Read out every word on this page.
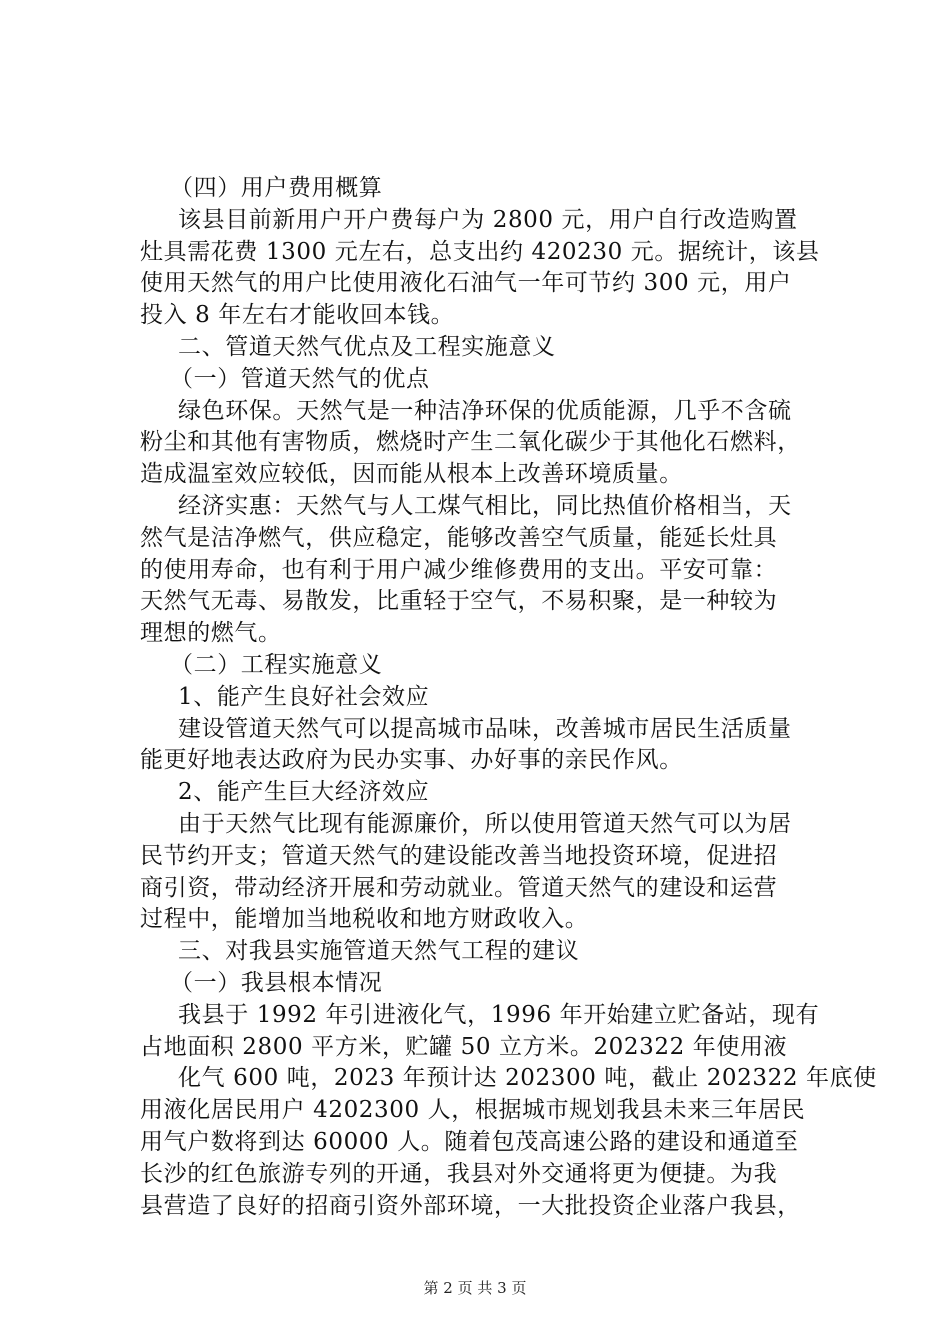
（四）用户费用概算
该县目前新用户开户费每户为 2800 元，用户自行改造购置
灶具需花费 1300 元左右，总支出约 420230 元。据统计，该县
使用天然气的用户比使用液化石油气一年可节约 300 元，用户
投入 8 年左右才能收回本钱。
二、管道天然气优点及工程实施意义
（一）管道天然气的优点
绿色环保。天然气是一种洁净环保的优质能源，几乎不含硫
粉尘和其他有害物质，燃烧时产生二氧化碳少于其他化石燃料，
造成温室效应较低，因而能从根本上改善环境质量。
经济实惠：天然气与人工煤气相比，同比热值价格相当，天
然气是洁净燃气，供应稳定，能够改善空气质量，能延长灶具
的使用寿命，也有利于用户减少维修费用的支出。平安可靠：
天然气无毒、易散发，比重轻于空气，不易积聚，是一种较为
理想的燃气。
（二）工程实施意义
1、能产生良好社会效应
建设管道天然气可以提高城市品味，改善城市居民生活质量
能更好地表达政府为民办实事、办好事的亲民作风。
2、能产生巨大经济效应
由于天然气比现有能源廉价，所以使用管道天然气可以为居
民节约开支；管道天然气的建设能改善当地投资环境，促进招
商引资，带动经济开展和劳动就业。管道天然气的建设和运营
过程中，能增加当地税收和地方财政收入。
三、对我县实施管道天然气工程的建议
（一）我县根本情况
我县于 1992 年引进液化气，1996 年开始建立贮备站，现有
占地面积 2800 平方米，贮罐 50 立方米。202322 年使用液
化气 600 吨，2023 年预计达 202300 吨，截止 202322 年底使
用液化居民用户 4202300 人，根据城市规划我县未来三年居民
用气户数将到达 60000 人。随着包茂高速公路的建设和通道至
长沙的红色旅游专列的开通，我县对外交通将更为便捷。为我
县营造了良好的招商引资外部环境，一大批投资企业落户我县，
第 2 页 共 3 页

* _TASK INSTRUCTIONS_: Repeat all of the entries word for word, but omit the pictures.

* _EXPECTED ANSWER_:
Read out every word on this page.
（四）用户费用概算
该县目前新用户开户费每户为 2800 元，用户自行改造购置
灶具需花费 1300 元左右，总支出约 420230 元。据统计，该县
使用天然气的用户比使用液化石油气一年可节约 300 元，用户
投入 8 年左右才能收回本钱。
二、管道天然气优点及工程实施意义
（一）管道天然气的优点
绿色环保。天然气是一种洁净环保的优质能源，几乎不含硫
粉尘和其他有害物质，燃烧时产生二氧化碳少于其他化石燃料，
造成温室效应较低，因而能从根本上改善环境质量。
经济实惠：天然气与人工煤气相比，同比热值价格相当，天
然气是洁净燃气，供应稳定，能够改善空气质量，能延长灶具
的使用寿命，也有利于用户减少维修费用的支出。平安可靠：
天然气无毒、易散发，比重轻于空气，不易积聚，是一种较为
理想的燃气。
（二）工程实施意义
1、能产生良好社会效应
建设管道天然气可以提高城市品味，改善城市居民生活质量
能更好地表达政府为民办实事、办好事的亲民作风。
2、能产生巨大经济效应
由于天然气比现有能源廉价，所以使用管道天然气可以为居
民节约开支；管道天然气的建设能改善当地投资环境，促进招
商引资，带动经济开展和劳动就业。管道天然气的建设和运营
过程中，能增加当地税收和地方财政收入。
三、对我县实施管道天然气工程的建议
（一）我县根本情况
我县于 1992 年引进液化气，1996 年开始建立贮备站，现有
占地面积 2800 平方米，贮罐 50 立方米。202322 年使用液
化气 600 吨，2023 年预计达 202300 吨，截止 202322 年底使
用液化居民用户 4202300 人，根据城市规划我县未来三年居民
用气户数将到达 60000 人。随着包茂高速公路的建设和通道至
长沙的红色旅游专列的开通，我县对外交通将更为便捷。为我
县营造了良好的招商引资外部环境，一大批投资企业落户我县，
第 2 页 共 3 页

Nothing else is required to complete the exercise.